• Entries provided:

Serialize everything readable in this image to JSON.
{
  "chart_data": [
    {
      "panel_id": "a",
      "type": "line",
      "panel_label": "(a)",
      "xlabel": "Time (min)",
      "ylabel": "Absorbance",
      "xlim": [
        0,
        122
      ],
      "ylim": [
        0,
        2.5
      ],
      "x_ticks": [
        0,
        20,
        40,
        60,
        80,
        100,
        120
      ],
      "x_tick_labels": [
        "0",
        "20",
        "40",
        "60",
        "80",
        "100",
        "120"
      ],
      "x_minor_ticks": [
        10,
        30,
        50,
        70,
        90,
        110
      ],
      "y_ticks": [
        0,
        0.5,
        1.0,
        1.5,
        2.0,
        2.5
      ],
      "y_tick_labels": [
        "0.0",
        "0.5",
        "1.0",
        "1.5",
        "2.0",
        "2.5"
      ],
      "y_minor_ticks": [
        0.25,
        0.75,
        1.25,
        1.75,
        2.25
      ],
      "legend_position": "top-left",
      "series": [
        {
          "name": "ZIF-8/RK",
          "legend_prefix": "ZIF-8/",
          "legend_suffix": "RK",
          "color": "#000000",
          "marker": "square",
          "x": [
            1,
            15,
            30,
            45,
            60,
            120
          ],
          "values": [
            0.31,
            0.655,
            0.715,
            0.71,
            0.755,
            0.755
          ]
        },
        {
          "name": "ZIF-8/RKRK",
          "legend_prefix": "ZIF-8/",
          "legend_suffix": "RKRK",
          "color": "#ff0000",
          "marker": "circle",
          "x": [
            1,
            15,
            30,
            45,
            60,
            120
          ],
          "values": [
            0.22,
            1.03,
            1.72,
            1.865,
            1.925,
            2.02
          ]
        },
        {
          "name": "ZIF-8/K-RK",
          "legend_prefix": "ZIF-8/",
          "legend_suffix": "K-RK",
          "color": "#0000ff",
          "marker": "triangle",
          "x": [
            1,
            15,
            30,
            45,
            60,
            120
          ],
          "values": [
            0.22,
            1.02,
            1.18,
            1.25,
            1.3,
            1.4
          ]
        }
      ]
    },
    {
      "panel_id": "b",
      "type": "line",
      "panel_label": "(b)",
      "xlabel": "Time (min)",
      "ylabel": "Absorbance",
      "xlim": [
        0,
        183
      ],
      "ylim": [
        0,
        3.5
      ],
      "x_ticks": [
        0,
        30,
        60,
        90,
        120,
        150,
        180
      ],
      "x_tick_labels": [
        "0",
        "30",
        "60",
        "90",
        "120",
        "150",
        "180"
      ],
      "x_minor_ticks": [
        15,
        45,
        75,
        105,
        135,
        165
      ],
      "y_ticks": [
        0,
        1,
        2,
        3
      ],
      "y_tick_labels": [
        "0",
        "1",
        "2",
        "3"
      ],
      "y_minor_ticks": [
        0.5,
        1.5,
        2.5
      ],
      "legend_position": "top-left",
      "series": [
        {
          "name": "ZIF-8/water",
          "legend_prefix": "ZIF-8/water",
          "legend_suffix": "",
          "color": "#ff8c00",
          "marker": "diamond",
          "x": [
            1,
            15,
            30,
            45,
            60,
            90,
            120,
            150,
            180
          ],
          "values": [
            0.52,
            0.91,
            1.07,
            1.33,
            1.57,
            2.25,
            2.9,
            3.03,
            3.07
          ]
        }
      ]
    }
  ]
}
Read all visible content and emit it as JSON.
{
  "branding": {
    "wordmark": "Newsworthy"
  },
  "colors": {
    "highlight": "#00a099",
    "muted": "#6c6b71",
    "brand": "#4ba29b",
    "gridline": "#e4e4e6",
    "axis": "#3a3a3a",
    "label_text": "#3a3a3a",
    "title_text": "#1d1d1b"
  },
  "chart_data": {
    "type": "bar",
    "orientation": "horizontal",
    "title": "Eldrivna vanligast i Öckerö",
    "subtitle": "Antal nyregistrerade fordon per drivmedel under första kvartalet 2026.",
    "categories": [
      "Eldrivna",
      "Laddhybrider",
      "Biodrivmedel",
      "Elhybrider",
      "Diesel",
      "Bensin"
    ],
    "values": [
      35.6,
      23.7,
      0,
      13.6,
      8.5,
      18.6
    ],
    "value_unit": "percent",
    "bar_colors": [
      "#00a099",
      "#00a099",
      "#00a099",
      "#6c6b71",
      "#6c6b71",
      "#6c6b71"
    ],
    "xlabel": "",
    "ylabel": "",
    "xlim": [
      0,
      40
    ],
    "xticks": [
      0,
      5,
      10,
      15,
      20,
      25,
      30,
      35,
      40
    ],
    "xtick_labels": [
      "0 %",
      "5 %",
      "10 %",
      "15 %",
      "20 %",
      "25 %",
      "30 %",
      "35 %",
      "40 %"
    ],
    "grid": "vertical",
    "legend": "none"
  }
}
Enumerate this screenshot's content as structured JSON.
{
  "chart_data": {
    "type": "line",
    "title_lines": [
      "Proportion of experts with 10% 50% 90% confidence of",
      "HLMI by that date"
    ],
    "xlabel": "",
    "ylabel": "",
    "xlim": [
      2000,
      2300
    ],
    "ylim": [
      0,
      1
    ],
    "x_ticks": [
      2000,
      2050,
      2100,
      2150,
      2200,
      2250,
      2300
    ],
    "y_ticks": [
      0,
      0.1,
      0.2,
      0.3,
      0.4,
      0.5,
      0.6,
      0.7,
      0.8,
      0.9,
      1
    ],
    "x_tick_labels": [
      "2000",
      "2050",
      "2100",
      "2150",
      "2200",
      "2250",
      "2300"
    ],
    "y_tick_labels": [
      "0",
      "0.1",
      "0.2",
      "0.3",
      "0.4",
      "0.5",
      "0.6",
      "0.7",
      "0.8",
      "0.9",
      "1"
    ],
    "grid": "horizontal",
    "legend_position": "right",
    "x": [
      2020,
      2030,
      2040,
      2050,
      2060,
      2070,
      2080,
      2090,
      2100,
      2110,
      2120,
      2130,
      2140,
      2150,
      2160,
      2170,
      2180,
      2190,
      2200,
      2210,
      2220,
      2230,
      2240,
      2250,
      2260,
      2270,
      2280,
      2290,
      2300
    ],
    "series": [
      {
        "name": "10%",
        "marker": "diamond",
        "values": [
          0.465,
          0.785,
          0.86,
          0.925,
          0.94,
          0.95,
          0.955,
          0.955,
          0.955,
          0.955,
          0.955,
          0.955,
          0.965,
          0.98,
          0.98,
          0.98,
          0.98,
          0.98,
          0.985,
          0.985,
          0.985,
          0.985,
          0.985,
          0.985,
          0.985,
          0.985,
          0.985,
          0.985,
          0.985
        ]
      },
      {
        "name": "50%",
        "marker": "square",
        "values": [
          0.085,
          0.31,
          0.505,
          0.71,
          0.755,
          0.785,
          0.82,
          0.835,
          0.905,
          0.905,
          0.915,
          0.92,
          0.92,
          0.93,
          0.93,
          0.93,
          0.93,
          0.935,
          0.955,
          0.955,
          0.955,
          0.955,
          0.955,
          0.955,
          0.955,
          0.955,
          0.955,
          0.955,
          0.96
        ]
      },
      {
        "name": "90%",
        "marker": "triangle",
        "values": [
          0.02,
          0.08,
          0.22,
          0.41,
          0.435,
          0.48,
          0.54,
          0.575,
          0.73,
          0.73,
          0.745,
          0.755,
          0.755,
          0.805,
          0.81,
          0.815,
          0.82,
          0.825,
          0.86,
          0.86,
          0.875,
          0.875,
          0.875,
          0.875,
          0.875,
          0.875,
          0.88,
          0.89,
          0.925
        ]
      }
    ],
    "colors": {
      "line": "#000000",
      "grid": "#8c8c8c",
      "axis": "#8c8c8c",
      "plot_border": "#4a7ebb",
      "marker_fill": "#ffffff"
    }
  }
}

• Objective:
For the entries above, state how many lines contain the word "water". Provide the number by itself.

• Written reply:
2